#### [SHORT EXERCISE]
Return each line of the records holding the string "Europeans".

|---|

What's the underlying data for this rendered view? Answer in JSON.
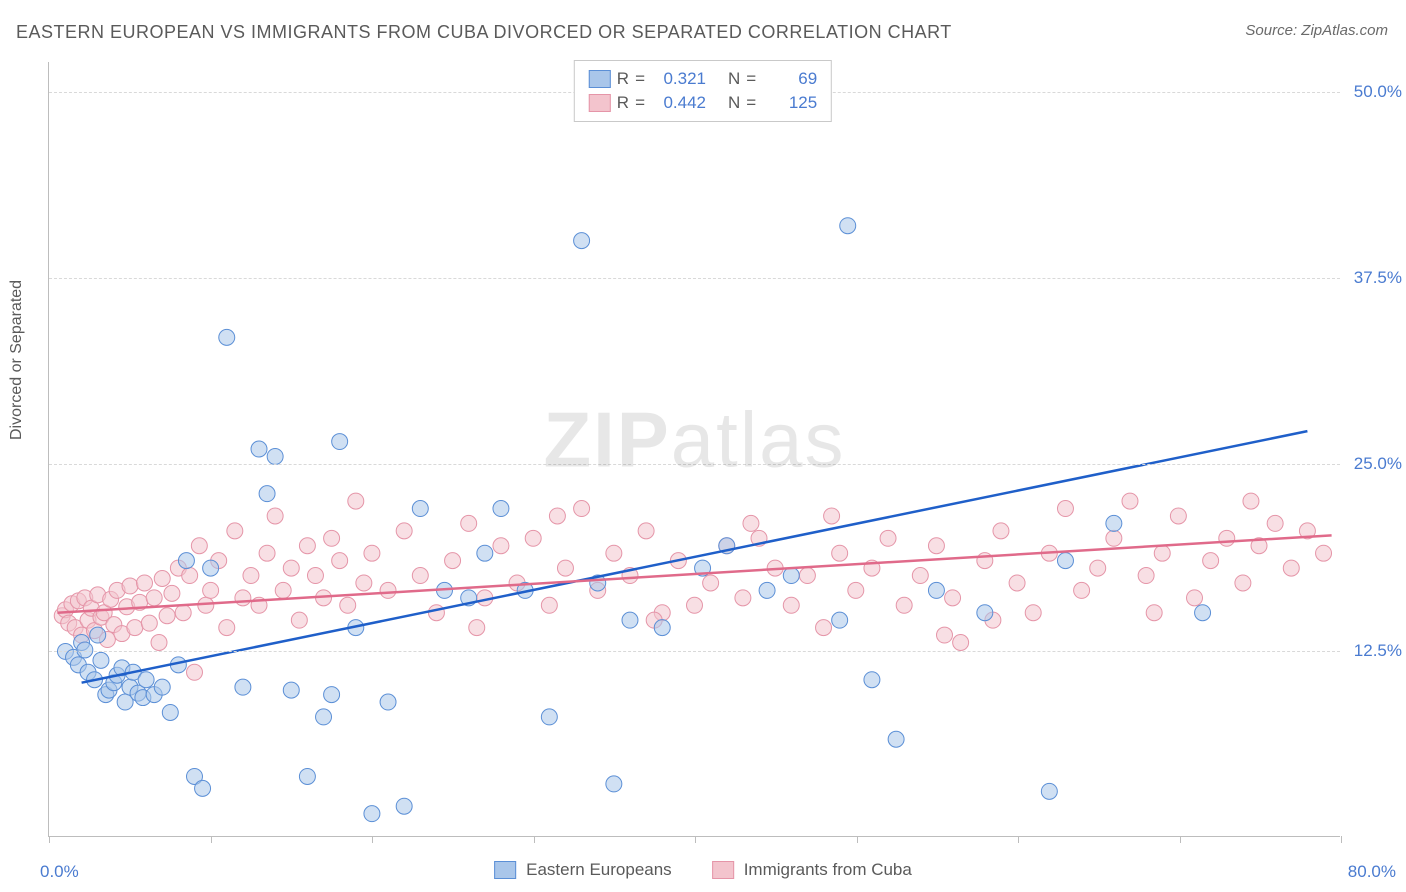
{
  "title": "EASTERN EUROPEAN VS IMMIGRANTS FROM CUBA DIVORCED OR SEPARATED CORRELATION CHART",
  "source_label": "Source: ",
  "source_name": "ZipAtlas.com",
  "ylabel": "Divorced or Separated",
  "watermark_prefix": "ZIP",
  "watermark_suffix": "atlas",
  "chart": {
    "type": "scatter",
    "xlim": [
      0,
      80
    ],
    "ylim": [
      0,
      52
    ],
    "x_origin_label": "0.0%",
    "x_end_label": "80.0%",
    "ytick_labels": [
      "12.5%",
      "25.0%",
      "37.5%",
      "50.0%"
    ],
    "ytick_values": [
      12.5,
      25.0,
      37.5,
      50.0
    ],
    "xtick_values": [
      0,
      10,
      20,
      30,
      40,
      50,
      60,
      70,
      80
    ],
    "background_color": "#ffffff",
    "grid_color": "#d9d9d9",
    "axis_color": "#bdbdbd",
    "label_text_color": "#5a5a5a",
    "tick_label_color": "#4a7bd0",
    "marker_radius": 8,
    "marker_opacity": 0.55,
    "line_width": 2.5,
    "series": [
      {
        "name": "Eastern Europeans",
        "fill_color": "#a9c6ea",
        "stroke_color": "#5b8fd6",
        "line_color": "#1f5fc9",
        "r_value": "0.321",
        "n_value": "69",
        "trend": {
          "x1": 2,
          "y1": 10.3,
          "x2": 78,
          "y2": 27.2
        },
        "points": [
          [
            1.0,
            12.4
          ],
          [
            1.5,
            12.0
          ],
          [
            1.8,
            11.5
          ],
          [
            2.0,
            13.0
          ],
          [
            2.2,
            12.5
          ],
          [
            2.4,
            11.0
          ],
          [
            2.8,
            10.5
          ],
          [
            3.0,
            13.5
          ],
          [
            3.2,
            11.8
          ],
          [
            3.5,
            9.5
          ],
          [
            3.7,
            9.8
          ],
          [
            4.0,
            10.3
          ],
          [
            4.2,
            10.8
          ],
          [
            4.5,
            11.3
          ],
          [
            4.7,
            9.0
          ],
          [
            5.0,
            10.0
          ],
          [
            5.2,
            11.0
          ],
          [
            5.5,
            9.6
          ],
          [
            5.8,
            9.3
          ],
          [
            6.0,
            10.5
          ],
          [
            6.5,
            9.5
          ],
          [
            7.0,
            10.0
          ],
          [
            7.5,
            8.3
          ],
          [
            8.0,
            11.5
          ],
          [
            8.5,
            18.5
          ],
          [
            9.0,
            4.0
          ],
          [
            9.5,
            3.2
          ],
          [
            10.0,
            18.0
          ],
          [
            11.0,
            33.5
          ],
          [
            12.0,
            10.0
          ],
          [
            13.0,
            26.0
          ],
          [
            13.5,
            23.0
          ],
          [
            14.0,
            25.5
          ],
          [
            15.0,
            9.8
          ],
          [
            16.0,
            4.0
          ],
          [
            17.0,
            8.0
          ],
          [
            17.5,
            9.5
          ],
          [
            18.0,
            26.5
          ],
          [
            19.0,
            14.0
          ],
          [
            20.0,
            1.5
          ],
          [
            21.0,
            9.0
          ],
          [
            22.0,
            2.0
          ],
          [
            23.0,
            22.0
          ],
          [
            24.5,
            16.5
          ],
          [
            26.0,
            16.0
          ],
          [
            27.0,
            19.0
          ],
          [
            28.0,
            22.0
          ],
          [
            29.5,
            16.5
          ],
          [
            31.0,
            8.0
          ],
          [
            33.0,
            40.0
          ],
          [
            34.0,
            17.0
          ],
          [
            35.0,
            3.5
          ],
          [
            36.0,
            14.5
          ],
          [
            38.0,
            14.0
          ],
          [
            40.5,
            18.0
          ],
          [
            42.0,
            19.5
          ],
          [
            44.5,
            16.5
          ],
          [
            46.0,
            17.5
          ],
          [
            47.5,
            51.0
          ],
          [
            49.0,
            14.5
          ],
          [
            49.5,
            41.0
          ],
          [
            51.0,
            10.5
          ],
          [
            52.5,
            6.5
          ],
          [
            55.0,
            16.5
          ],
          [
            58.0,
            15.0
          ],
          [
            62.0,
            3.0
          ],
          [
            63.0,
            18.5
          ],
          [
            66.0,
            21.0
          ],
          [
            71.5,
            15.0
          ]
        ]
      },
      {
        "name": "Immigrants from Cuba",
        "fill_color": "#f3c4cd",
        "stroke_color": "#e595a8",
        "line_color": "#e06a8a",
        "r_value": "0.442",
        "n_value": "125",
        "trend": {
          "x1": 0.5,
          "y1": 15.0,
          "x2": 79.5,
          "y2": 20.2
        },
        "points": [
          [
            0.8,
            14.8
          ],
          [
            1.0,
            15.2
          ],
          [
            1.2,
            14.3
          ],
          [
            1.4,
            15.6
          ],
          [
            1.6,
            14.0
          ],
          [
            1.8,
            15.8
          ],
          [
            2.0,
            13.5
          ],
          [
            2.2,
            16.0
          ],
          [
            2.4,
            14.5
          ],
          [
            2.6,
            15.3
          ],
          [
            2.8,
            13.8
          ],
          [
            3.0,
            16.2
          ],
          [
            3.2,
            14.7
          ],
          [
            3.4,
            15.0
          ],
          [
            3.6,
            13.2
          ],
          [
            3.8,
            15.9
          ],
          [
            4.0,
            14.2
          ],
          [
            4.2,
            16.5
          ],
          [
            4.5,
            13.6
          ],
          [
            4.8,
            15.4
          ],
          [
            5.0,
            16.8
          ],
          [
            5.3,
            14.0
          ],
          [
            5.6,
            15.7
          ],
          [
            5.9,
            17.0
          ],
          [
            6.2,
            14.3
          ],
          [
            6.5,
            16.0
          ],
          [
            6.8,
            13.0
          ],
          [
            7.0,
            17.3
          ],
          [
            7.3,
            14.8
          ],
          [
            7.6,
            16.3
          ],
          [
            8.0,
            18.0
          ],
          [
            8.3,
            15.0
          ],
          [
            8.7,
            17.5
          ],
          [
            9.0,
            11.0
          ],
          [
            9.3,
            19.5
          ],
          [
            9.7,
            15.5
          ],
          [
            10.0,
            16.5
          ],
          [
            10.5,
            18.5
          ],
          [
            11.0,
            14.0
          ],
          [
            11.5,
            20.5
          ],
          [
            12.0,
            16.0
          ],
          [
            12.5,
            17.5
          ],
          [
            13.0,
            15.5
          ],
          [
            13.5,
            19.0
          ],
          [
            14.0,
            21.5
          ],
          [
            14.5,
            16.5
          ],
          [
            15.0,
            18.0
          ],
          [
            15.5,
            14.5
          ],
          [
            16.0,
            19.5
          ],
          [
            16.5,
            17.5
          ],
          [
            17.0,
            16.0
          ],
          [
            17.5,
            20.0
          ],
          [
            18.0,
            18.5
          ],
          [
            18.5,
            15.5
          ],
          [
            19.0,
            22.5
          ],
          [
            19.5,
            17.0
          ],
          [
            20.0,
            19.0
          ],
          [
            21.0,
            16.5
          ],
          [
            22.0,
            20.5
          ],
          [
            23.0,
            17.5
          ],
          [
            24.0,
            15.0
          ],
          [
            25.0,
            18.5
          ],
          [
            26.0,
            21.0
          ],
          [
            27.0,
            16.0
          ],
          [
            28.0,
            19.5
          ],
          [
            29.0,
            17.0
          ],
          [
            30.0,
            20.0
          ],
          [
            31.0,
            15.5
          ],
          [
            32.0,
            18.0
          ],
          [
            33.0,
            22.0
          ],
          [
            34.0,
            16.5
          ],
          [
            35.0,
            19.0
          ],
          [
            36.0,
            17.5
          ],
          [
            37.0,
            20.5
          ],
          [
            38.0,
            15.0
          ],
          [
            39.0,
            18.5
          ],
          [
            40.0,
            15.5
          ],
          [
            41.0,
            17.0
          ],
          [
            42.0,
            19.5
          ],
          [
            43.0,
            16.0
          ],
          [
            44.0,
            20.0
          ],
          [
            45.0,
            18.0
          ],
          [
            46.0,
            15.5
          ],
          [
            47.0,
            17.5
          ],
          [
            48.0,
            14.0
          ],
          [
            49.0,
            19.0
          ],
          [
            50.0,
            16.5
          ],
          [
            51.0,
            18.0
          ],
          [
            52.0,
            20.0
          ],
          [
            53.0,
            15.5
          ],
          [
            54.0,
            17.5
          ],
          [
            55.0,
            19.5
          ],
          [
            56.0,
            16.0
          ],
          [
            56.5,
            13.0
          ],
          [
            58.0,
            18.5
          ],
          [
            59.0,
            20.5
          ],
          [
            60.0,
            17.0
          ],
          [
            61.0,
            15.0
          ],
          [
            62.0,
            19.0
          ],
          [
            63.0,
            22.0
          ],
          [
            64.0,
            16.5
          ],
          [
            65.0,
            18.0
          ],
          [
            66.0,
            20.0
          ],
          [
            67.0,
            22.5
          ],
          [
            68.0,
            17.5
          ],
          [
            69.0,
            19.0
          ],
          [
            70.0,
            21.5
          ],
          [
            71.0,
            16.0
          ],
          [
            72.0,
            18.5
          ],
          [
            73.0,
            20.0
          ],
          [
            74.0,
            17.0
          ],
          [
            75.0,
            19.5
          ],
          [
            76.0,
            21.0
          ],
          [
            77.0,
            18.0
          ],
          [
            78.0,
            20.5
          ],
          [
            79.0,
            19.0
          ],
          [
            55.5,
            13.5
          ],
          [
            48.5,
            21.5
          ],
          [
            26.5,
            14.0
          ],
          [
            31.5,
            21.5
          ],
          [
            37.5,
            14.5
          ],
          [
            43.5,
            21.0
          ],
          [
            58.5,
            14.5
          ],
          [
            68.5,
            15.0
          ],
          [
            74.5,
            22.5
          ]
        ]
      }
    ]
  },
  "legend_top": {
    "r_label": "R",
    "n_label": "N",
    "eq": "="
  },
  "legend_bottom_labels": [
    "Eastern Europeans",
    "Immigrants from Cuba"
  ]
}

|---|

#### [SOLUTION FOR THIS PROBLEM]
        "name": "Eastern Europeans",
    "Eastern Europeans",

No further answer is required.